== TASK BRIEF ==
Write only the number of lines in the entries below that contain the word "Useful".

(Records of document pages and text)
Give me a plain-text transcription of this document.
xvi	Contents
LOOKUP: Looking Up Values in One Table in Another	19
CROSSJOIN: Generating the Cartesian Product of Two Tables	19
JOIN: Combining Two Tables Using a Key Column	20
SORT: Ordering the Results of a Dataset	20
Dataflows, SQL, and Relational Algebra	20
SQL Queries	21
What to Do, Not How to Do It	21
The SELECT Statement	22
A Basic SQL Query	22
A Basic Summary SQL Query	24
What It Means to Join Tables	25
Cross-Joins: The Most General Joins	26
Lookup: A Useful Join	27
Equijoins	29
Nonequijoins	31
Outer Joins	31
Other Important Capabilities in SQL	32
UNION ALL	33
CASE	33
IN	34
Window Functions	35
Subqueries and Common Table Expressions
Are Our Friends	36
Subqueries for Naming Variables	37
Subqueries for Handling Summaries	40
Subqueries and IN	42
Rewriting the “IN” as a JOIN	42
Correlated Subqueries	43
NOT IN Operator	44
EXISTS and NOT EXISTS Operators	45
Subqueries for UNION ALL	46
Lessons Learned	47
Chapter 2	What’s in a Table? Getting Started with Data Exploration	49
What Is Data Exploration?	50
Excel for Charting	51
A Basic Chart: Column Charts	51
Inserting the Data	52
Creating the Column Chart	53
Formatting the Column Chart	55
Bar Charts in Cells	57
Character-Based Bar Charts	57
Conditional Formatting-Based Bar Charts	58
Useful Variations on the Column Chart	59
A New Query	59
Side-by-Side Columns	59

== TASK SOLUTION ==
2